§ **Data provided**:
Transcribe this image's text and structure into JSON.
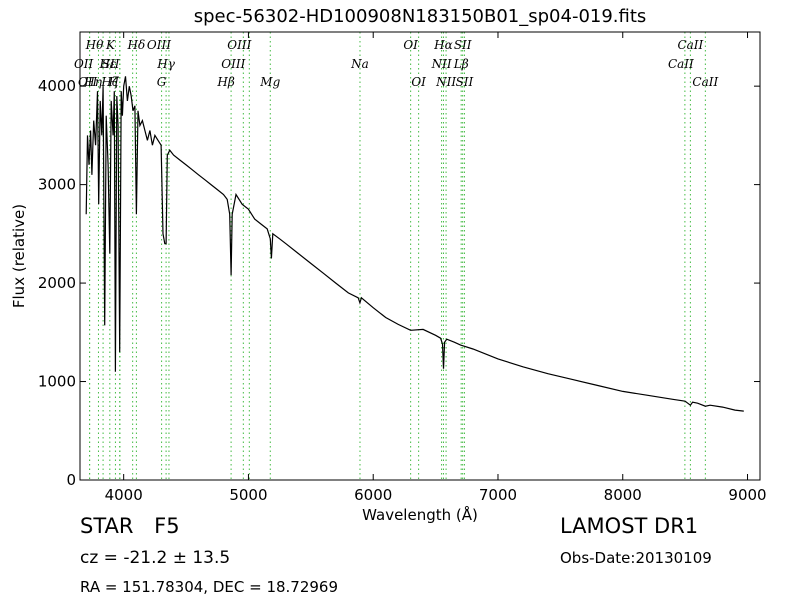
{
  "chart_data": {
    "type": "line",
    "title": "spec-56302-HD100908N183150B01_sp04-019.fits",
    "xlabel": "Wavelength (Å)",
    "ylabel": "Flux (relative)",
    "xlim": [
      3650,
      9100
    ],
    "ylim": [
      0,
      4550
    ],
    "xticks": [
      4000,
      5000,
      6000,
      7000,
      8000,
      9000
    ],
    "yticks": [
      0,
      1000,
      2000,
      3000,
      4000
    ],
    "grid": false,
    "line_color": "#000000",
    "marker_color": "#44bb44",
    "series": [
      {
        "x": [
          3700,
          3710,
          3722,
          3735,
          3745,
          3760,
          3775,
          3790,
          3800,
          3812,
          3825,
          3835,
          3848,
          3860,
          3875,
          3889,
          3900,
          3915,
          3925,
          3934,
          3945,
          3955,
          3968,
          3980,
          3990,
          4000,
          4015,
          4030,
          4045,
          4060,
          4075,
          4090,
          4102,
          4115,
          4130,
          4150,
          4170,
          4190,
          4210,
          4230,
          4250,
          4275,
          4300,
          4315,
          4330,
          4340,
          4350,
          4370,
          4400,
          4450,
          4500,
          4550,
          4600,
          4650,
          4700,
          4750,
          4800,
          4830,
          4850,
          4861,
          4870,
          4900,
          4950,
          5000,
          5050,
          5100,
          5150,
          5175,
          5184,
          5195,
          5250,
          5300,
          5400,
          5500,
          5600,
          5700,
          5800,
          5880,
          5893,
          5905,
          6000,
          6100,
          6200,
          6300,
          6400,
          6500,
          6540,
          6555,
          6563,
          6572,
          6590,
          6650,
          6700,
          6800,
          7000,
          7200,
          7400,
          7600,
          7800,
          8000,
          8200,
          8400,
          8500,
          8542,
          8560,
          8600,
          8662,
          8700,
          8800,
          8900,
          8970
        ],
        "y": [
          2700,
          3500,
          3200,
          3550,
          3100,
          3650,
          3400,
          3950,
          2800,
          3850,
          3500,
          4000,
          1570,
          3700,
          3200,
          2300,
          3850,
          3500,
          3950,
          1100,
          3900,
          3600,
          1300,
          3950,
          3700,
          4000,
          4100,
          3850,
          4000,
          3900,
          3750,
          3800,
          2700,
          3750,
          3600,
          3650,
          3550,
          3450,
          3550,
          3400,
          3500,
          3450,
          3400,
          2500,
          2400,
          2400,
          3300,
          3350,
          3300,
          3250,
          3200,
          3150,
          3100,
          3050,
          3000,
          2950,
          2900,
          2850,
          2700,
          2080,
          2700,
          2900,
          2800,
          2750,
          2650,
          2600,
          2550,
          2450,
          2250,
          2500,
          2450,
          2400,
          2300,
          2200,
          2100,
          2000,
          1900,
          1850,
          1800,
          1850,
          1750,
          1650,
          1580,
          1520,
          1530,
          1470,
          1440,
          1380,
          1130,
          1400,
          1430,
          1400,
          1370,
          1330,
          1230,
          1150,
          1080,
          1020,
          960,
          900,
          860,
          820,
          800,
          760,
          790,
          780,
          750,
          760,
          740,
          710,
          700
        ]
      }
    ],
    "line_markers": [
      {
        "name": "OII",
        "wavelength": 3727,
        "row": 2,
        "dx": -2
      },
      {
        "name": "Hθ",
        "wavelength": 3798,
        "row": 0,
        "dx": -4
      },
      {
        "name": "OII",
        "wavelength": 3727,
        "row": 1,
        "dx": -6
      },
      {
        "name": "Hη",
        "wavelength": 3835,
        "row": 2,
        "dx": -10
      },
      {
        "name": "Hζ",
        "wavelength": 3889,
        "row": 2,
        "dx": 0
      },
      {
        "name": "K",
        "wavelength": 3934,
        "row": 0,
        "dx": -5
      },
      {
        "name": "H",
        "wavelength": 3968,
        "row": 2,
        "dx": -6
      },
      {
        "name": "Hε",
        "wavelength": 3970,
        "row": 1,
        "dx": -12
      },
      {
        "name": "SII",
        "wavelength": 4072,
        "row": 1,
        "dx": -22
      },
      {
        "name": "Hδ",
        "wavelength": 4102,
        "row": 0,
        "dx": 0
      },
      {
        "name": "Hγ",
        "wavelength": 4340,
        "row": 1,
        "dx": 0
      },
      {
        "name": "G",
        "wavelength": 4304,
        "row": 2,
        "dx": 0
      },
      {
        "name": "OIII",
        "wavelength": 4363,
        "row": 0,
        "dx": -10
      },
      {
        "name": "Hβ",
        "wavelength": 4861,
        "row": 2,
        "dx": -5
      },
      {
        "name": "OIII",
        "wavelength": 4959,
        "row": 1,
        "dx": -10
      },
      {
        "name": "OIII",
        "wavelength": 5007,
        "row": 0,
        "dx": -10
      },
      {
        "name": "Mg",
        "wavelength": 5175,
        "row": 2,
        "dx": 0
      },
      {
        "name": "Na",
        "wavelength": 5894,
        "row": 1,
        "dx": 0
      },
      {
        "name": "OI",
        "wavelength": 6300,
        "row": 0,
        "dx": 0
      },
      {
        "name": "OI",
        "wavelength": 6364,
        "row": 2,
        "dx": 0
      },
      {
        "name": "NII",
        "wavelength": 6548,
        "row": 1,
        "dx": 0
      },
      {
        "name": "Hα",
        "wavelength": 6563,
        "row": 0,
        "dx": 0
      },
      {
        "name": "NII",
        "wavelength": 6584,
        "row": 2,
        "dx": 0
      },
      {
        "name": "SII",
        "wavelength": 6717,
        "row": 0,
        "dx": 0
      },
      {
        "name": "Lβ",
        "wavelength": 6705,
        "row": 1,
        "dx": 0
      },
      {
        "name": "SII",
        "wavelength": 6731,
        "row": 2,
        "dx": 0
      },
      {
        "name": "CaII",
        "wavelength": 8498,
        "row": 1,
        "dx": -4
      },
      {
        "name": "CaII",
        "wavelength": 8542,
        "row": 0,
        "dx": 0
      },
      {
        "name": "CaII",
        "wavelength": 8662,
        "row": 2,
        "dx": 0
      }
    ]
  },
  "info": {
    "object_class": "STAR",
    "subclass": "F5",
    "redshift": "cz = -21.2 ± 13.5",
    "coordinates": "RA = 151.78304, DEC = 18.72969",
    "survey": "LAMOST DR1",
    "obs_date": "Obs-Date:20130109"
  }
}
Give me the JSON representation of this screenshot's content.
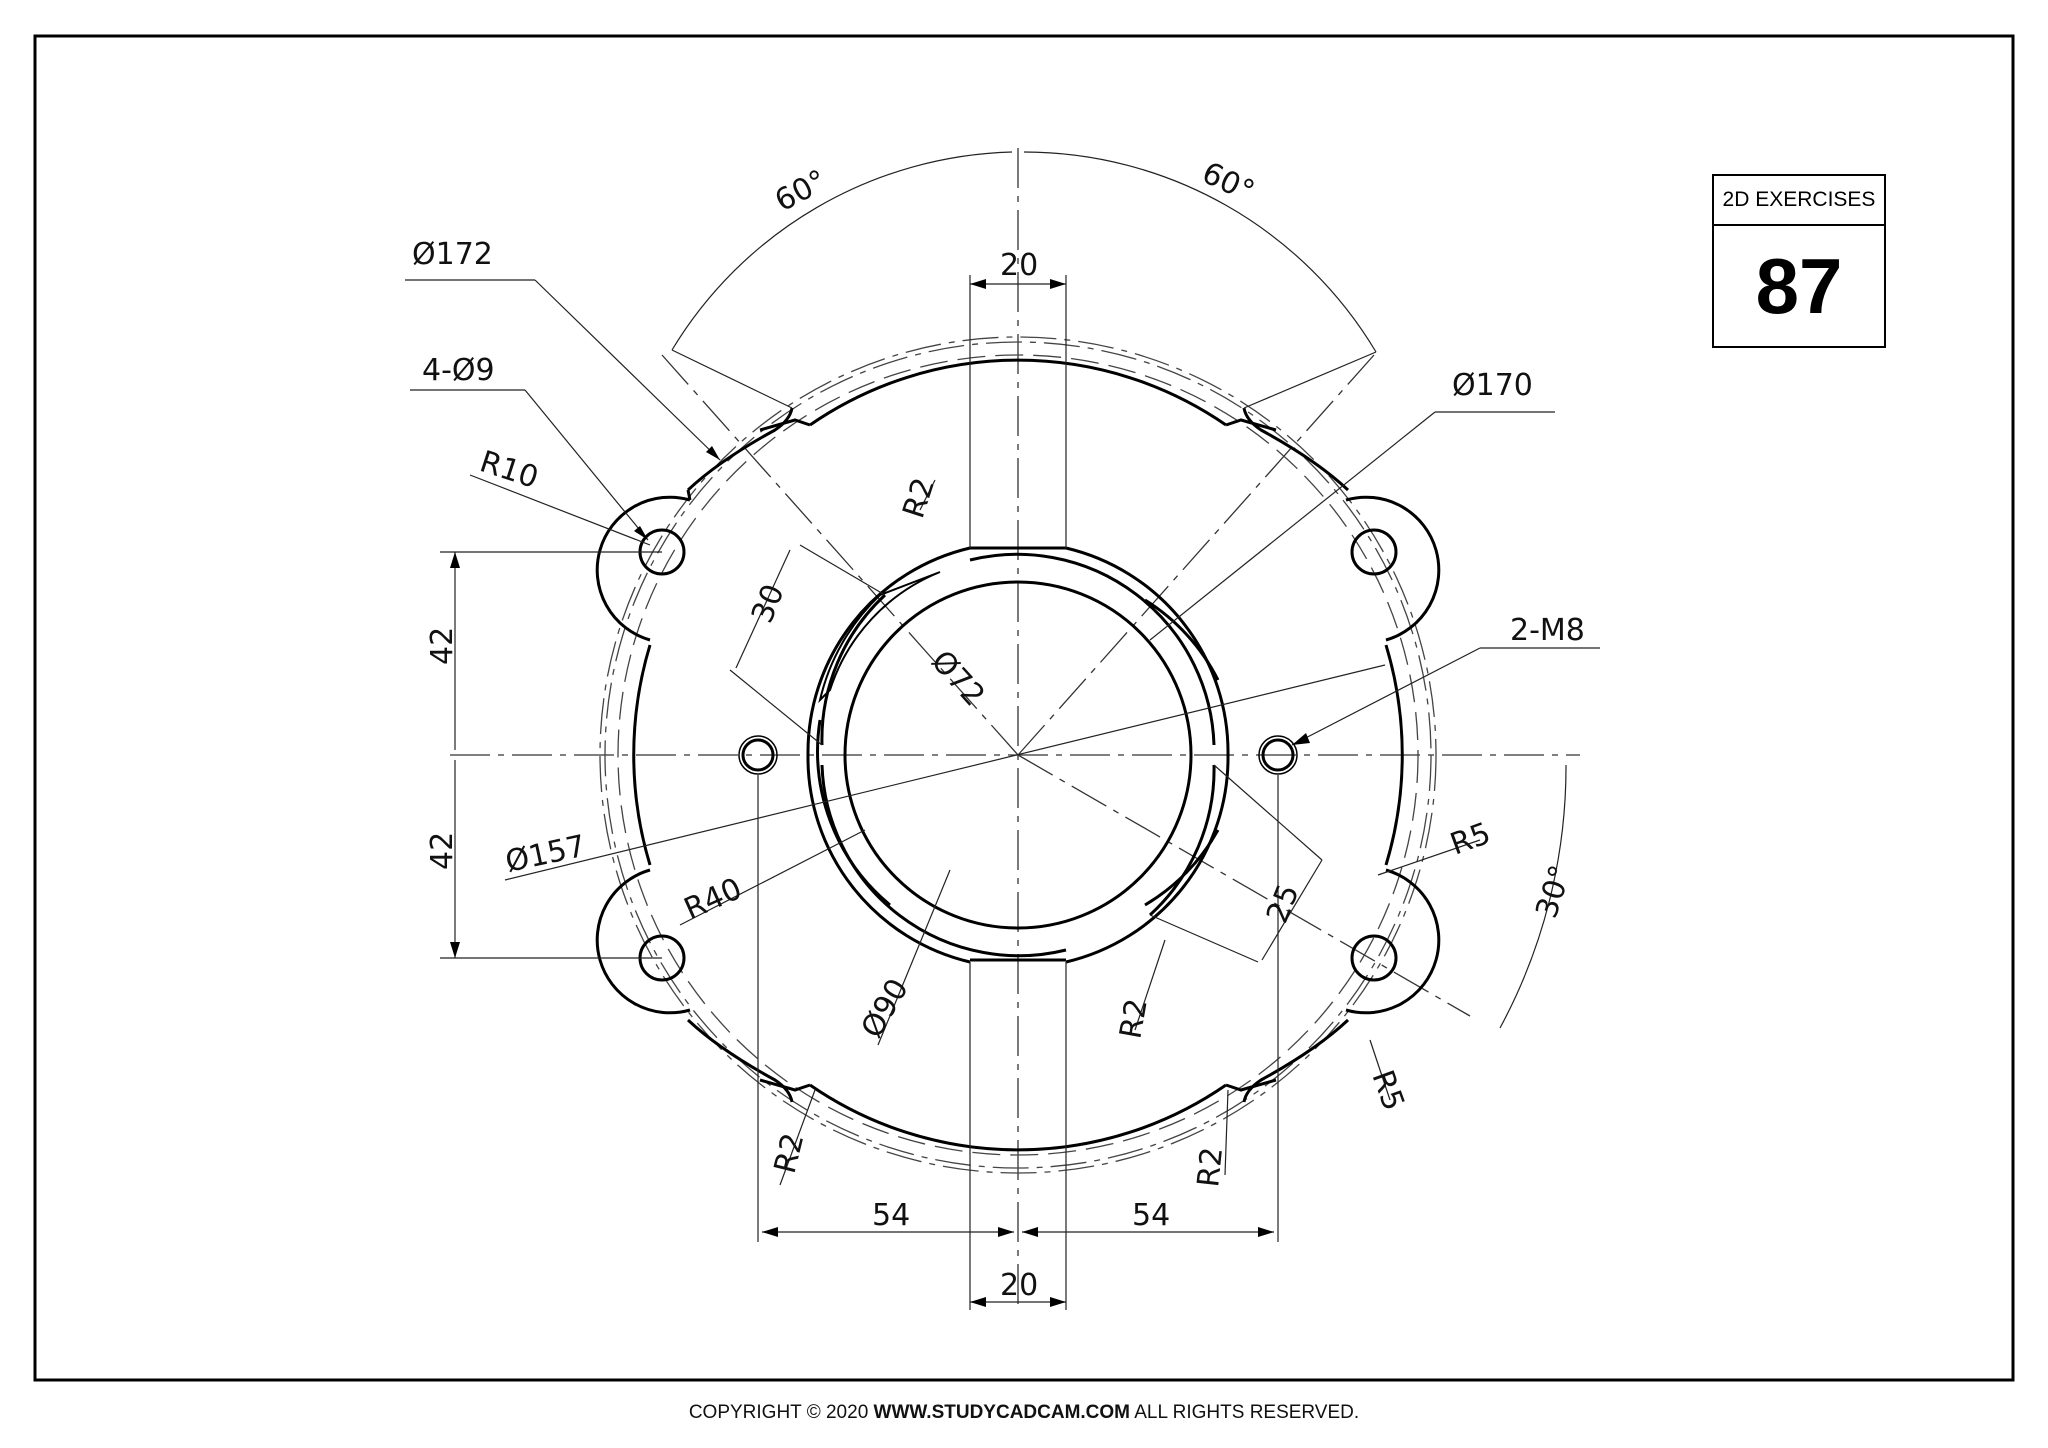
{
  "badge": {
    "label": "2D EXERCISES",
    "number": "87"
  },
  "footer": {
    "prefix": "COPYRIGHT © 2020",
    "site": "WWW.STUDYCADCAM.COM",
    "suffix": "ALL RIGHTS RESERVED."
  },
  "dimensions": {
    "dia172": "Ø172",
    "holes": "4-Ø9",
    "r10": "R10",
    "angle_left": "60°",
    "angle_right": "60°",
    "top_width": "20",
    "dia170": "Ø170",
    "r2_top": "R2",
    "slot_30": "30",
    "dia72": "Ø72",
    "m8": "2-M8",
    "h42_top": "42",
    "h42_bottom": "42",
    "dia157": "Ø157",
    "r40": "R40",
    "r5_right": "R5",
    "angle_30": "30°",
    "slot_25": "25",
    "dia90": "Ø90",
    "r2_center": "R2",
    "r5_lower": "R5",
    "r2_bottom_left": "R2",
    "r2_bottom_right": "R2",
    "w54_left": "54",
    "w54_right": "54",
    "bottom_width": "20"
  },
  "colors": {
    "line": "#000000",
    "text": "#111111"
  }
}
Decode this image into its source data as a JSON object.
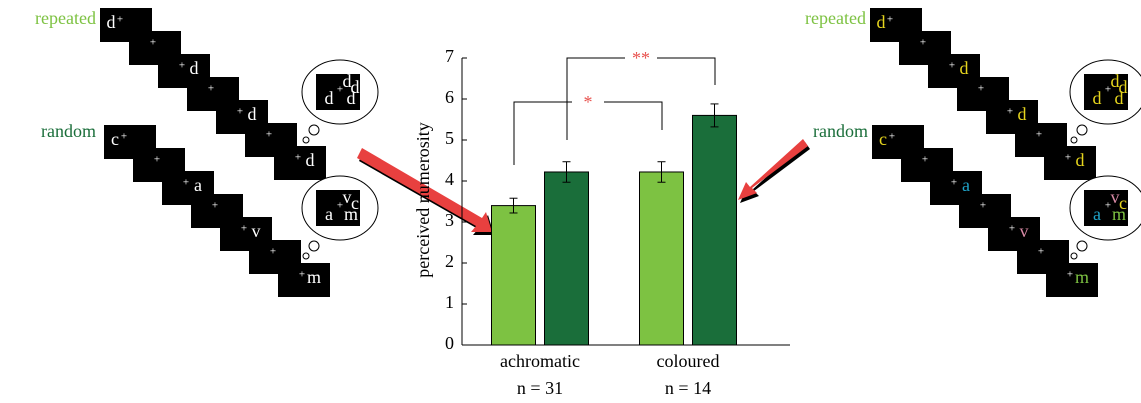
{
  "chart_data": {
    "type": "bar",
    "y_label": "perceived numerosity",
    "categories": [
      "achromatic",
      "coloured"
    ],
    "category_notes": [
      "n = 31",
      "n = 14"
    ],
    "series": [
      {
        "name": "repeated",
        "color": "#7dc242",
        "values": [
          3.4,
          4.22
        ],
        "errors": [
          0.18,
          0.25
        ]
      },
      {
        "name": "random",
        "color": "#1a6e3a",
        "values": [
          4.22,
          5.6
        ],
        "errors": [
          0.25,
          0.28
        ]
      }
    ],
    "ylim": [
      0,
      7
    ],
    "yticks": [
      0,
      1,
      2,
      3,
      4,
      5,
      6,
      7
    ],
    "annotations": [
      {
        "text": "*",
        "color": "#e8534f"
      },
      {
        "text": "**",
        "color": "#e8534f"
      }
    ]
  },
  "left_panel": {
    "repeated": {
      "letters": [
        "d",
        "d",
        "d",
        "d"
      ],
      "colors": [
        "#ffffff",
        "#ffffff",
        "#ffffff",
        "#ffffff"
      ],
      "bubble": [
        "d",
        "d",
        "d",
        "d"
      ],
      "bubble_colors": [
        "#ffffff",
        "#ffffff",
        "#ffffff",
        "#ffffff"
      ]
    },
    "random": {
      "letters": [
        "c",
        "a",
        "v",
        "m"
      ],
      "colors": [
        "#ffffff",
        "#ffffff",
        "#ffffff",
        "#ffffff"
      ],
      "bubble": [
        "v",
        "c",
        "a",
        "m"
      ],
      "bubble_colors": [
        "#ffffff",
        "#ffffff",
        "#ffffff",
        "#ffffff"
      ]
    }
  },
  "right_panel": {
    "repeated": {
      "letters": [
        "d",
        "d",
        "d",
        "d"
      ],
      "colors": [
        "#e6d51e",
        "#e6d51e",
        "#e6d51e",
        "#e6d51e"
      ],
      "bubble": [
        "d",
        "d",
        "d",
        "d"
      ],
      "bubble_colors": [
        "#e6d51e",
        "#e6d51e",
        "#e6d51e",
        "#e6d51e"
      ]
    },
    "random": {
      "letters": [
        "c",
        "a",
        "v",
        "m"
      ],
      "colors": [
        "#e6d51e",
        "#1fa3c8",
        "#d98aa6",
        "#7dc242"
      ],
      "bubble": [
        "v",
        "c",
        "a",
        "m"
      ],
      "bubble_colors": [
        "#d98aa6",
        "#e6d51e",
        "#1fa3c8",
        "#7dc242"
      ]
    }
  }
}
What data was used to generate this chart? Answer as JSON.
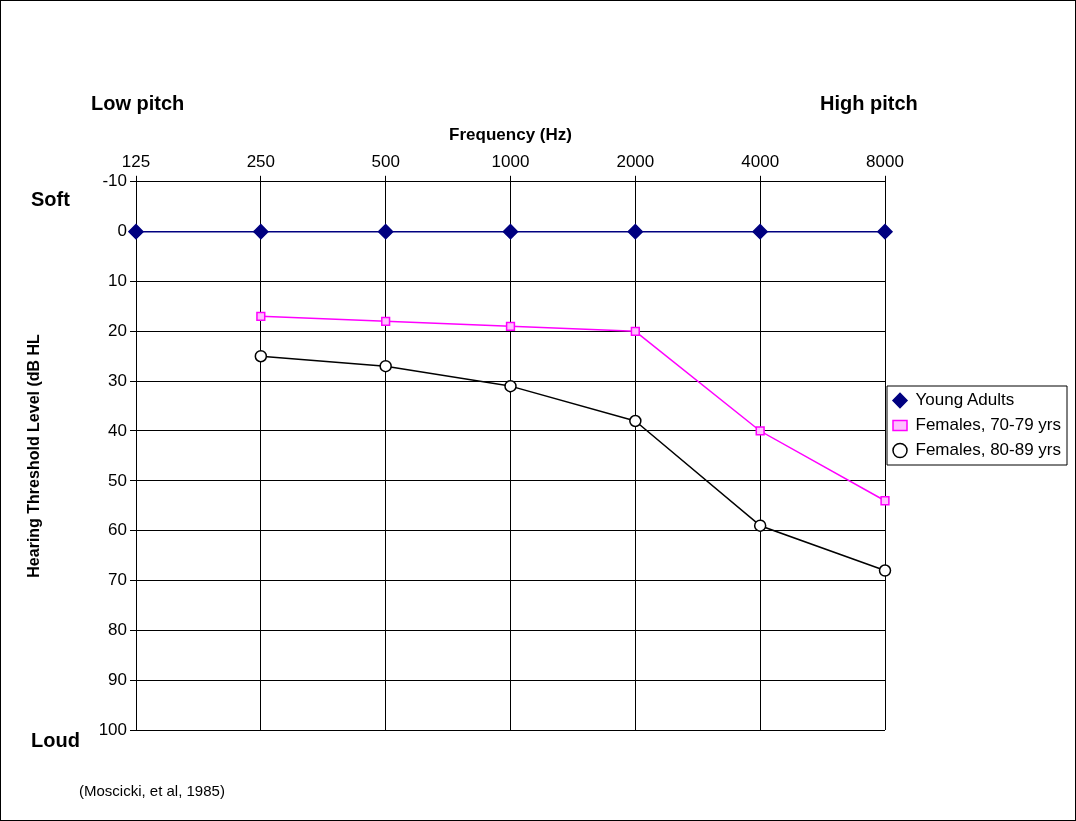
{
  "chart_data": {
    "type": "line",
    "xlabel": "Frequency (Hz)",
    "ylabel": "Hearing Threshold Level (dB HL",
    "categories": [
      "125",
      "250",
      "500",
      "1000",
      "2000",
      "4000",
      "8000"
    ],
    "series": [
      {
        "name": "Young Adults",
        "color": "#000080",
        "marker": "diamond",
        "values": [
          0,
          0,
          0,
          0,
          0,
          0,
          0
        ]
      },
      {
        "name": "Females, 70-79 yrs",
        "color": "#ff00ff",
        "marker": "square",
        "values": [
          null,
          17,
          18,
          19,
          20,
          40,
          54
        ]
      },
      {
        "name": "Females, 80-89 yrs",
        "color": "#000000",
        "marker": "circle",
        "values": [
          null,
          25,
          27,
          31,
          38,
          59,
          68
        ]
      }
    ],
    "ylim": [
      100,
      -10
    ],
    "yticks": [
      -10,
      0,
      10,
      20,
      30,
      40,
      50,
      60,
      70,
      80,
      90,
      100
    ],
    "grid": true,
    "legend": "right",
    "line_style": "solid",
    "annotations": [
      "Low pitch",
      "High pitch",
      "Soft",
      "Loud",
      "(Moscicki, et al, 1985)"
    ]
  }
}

§ **Short problem**:
Determine how many lines of this listing contain "Females", and give only the number.

§ **Solution to the problem**:
2